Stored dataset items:
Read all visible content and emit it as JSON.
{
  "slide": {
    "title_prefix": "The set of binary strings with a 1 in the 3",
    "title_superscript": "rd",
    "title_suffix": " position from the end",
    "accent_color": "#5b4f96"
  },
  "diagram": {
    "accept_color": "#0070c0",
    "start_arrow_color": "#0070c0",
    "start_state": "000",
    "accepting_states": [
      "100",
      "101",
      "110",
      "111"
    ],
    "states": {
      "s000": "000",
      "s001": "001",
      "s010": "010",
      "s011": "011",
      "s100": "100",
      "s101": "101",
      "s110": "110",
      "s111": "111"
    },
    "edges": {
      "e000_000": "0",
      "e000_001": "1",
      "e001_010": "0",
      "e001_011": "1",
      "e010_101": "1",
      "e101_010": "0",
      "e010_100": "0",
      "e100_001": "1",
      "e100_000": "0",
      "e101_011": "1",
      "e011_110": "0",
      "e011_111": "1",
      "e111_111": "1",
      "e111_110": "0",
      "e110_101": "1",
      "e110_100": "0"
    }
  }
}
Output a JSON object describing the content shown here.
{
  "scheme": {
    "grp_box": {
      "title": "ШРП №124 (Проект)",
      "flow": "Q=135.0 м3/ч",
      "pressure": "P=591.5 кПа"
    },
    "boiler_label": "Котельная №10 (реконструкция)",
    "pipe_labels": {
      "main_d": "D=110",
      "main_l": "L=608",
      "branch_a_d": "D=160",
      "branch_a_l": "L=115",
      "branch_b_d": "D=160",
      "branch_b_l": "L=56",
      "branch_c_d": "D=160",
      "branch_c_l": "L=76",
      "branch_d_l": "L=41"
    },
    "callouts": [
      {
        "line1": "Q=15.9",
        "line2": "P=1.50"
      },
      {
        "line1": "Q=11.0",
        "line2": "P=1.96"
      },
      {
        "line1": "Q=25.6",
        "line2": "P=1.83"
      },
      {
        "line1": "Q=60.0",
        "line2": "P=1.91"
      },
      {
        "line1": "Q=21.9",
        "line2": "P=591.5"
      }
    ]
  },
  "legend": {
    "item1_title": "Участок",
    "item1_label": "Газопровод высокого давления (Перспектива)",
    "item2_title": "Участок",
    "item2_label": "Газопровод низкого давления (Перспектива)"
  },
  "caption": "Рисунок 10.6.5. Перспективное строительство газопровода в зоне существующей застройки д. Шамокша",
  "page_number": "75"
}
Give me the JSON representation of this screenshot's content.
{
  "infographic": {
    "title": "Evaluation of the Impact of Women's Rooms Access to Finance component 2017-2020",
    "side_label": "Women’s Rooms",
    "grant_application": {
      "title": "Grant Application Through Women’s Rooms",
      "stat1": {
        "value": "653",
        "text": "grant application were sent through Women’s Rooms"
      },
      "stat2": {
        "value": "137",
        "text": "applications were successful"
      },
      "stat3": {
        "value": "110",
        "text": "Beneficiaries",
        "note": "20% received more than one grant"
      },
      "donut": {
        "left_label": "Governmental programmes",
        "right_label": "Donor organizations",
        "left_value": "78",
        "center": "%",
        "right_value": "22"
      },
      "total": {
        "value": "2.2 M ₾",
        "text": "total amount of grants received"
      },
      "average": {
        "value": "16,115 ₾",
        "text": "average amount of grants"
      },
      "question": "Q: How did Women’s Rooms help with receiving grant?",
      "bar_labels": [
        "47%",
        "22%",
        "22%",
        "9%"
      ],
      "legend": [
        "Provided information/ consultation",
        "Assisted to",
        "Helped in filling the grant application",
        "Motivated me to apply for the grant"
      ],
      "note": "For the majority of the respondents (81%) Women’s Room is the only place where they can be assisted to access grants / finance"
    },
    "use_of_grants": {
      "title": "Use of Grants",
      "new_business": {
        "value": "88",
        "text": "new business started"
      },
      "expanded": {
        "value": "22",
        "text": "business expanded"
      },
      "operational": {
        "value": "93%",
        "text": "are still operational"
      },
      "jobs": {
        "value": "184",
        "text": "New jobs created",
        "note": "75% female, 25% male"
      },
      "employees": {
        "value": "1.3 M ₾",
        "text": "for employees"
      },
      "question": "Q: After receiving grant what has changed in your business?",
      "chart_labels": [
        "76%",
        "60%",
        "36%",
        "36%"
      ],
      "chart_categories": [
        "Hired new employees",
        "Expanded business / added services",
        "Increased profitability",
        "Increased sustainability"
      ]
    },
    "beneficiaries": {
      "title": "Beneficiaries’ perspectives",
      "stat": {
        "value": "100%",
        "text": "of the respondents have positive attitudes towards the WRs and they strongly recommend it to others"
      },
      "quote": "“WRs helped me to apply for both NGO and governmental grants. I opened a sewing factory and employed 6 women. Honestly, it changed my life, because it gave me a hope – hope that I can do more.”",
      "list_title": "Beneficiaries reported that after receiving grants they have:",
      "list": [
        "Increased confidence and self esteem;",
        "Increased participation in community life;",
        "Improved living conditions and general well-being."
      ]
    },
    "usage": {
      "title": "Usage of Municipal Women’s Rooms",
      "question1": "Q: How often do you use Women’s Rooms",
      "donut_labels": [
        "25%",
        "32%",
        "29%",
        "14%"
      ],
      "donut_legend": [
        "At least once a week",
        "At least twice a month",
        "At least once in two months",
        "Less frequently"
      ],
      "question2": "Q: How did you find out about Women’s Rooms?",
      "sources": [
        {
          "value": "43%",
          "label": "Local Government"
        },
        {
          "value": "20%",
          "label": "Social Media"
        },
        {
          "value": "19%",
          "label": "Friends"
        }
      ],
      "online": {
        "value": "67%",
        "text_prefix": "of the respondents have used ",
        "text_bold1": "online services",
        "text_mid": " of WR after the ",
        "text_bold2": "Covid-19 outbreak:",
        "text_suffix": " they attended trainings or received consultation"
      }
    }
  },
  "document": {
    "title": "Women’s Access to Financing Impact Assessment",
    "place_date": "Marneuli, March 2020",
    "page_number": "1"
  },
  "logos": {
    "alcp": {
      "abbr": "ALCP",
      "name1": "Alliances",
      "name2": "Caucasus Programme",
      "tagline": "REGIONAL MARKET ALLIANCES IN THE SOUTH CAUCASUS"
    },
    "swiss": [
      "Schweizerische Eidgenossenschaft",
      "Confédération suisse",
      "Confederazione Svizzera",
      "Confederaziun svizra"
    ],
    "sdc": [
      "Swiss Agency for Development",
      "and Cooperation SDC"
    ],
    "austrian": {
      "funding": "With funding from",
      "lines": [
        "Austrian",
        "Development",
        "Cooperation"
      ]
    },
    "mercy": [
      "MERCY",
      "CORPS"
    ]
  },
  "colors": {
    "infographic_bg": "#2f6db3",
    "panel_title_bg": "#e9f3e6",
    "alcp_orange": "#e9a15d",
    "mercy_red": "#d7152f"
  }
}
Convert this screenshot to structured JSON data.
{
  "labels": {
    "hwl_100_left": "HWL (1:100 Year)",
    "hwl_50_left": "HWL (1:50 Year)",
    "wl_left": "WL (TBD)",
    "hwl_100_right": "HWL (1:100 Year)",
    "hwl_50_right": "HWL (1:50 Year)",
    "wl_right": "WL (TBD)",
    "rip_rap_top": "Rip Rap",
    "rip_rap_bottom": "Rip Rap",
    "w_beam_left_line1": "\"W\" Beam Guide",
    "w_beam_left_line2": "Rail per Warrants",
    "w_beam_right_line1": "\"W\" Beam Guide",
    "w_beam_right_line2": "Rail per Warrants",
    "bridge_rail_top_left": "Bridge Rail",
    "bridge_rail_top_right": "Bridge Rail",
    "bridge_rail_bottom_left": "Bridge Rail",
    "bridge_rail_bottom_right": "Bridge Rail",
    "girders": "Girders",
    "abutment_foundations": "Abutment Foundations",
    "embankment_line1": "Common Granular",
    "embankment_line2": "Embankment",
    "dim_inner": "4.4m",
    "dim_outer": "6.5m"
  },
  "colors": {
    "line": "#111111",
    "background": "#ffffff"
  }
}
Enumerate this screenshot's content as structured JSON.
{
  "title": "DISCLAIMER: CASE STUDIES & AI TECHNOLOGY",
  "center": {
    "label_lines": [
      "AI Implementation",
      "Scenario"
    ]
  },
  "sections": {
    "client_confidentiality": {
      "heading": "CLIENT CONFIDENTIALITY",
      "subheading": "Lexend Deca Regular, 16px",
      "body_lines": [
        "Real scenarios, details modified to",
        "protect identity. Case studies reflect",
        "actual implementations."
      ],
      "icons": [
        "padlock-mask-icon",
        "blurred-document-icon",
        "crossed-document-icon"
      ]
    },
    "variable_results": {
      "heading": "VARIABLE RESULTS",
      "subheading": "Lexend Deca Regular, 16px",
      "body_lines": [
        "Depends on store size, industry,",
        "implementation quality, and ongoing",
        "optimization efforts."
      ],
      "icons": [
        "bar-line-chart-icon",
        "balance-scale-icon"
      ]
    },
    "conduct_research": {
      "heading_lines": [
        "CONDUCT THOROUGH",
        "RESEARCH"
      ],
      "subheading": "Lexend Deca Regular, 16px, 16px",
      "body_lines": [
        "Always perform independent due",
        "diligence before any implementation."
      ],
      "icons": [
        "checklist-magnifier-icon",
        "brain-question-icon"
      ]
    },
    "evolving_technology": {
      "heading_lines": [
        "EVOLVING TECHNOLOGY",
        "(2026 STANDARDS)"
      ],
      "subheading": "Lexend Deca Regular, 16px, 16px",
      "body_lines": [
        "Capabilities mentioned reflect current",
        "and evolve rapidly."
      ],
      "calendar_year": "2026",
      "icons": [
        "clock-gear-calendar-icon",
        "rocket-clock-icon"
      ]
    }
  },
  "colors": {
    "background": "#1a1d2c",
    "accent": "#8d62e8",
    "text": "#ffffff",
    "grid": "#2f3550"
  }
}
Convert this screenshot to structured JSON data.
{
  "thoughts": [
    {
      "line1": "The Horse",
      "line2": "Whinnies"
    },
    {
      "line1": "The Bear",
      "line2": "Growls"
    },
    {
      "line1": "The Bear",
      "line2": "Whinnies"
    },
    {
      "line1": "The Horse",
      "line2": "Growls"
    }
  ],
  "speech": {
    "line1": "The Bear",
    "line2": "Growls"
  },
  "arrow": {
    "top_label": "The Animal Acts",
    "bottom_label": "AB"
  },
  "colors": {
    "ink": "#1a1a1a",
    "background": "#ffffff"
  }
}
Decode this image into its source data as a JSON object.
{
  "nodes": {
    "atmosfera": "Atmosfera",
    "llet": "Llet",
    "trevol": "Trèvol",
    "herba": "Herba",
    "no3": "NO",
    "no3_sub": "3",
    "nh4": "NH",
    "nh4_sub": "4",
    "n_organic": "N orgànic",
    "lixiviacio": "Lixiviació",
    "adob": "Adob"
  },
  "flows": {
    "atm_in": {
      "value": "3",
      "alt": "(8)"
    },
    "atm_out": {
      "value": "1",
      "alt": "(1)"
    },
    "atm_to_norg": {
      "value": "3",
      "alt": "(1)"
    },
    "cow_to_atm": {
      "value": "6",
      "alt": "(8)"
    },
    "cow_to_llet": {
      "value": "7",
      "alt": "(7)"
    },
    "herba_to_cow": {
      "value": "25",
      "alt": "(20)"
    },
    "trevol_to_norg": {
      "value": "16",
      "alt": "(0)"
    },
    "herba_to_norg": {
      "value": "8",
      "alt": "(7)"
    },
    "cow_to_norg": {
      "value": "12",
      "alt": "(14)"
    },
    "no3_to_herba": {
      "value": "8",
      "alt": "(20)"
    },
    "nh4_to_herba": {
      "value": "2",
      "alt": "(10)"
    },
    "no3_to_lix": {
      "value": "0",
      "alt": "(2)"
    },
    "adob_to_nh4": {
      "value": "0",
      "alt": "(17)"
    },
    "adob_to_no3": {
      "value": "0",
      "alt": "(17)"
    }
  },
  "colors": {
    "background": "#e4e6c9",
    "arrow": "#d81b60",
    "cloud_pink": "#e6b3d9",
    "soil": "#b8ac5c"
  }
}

[Set task]: Scan the material above. Copy each line where "apply" occurs.

[Full response]:
        "Motivated me to apply for the grant"
      "quote": "“WRs helped me to apply for both NGO and governmental grants. I opened a sewing factory and employed 6 women. Honestly, it changed my life, because it gave me a hope – hope that I can do more.”",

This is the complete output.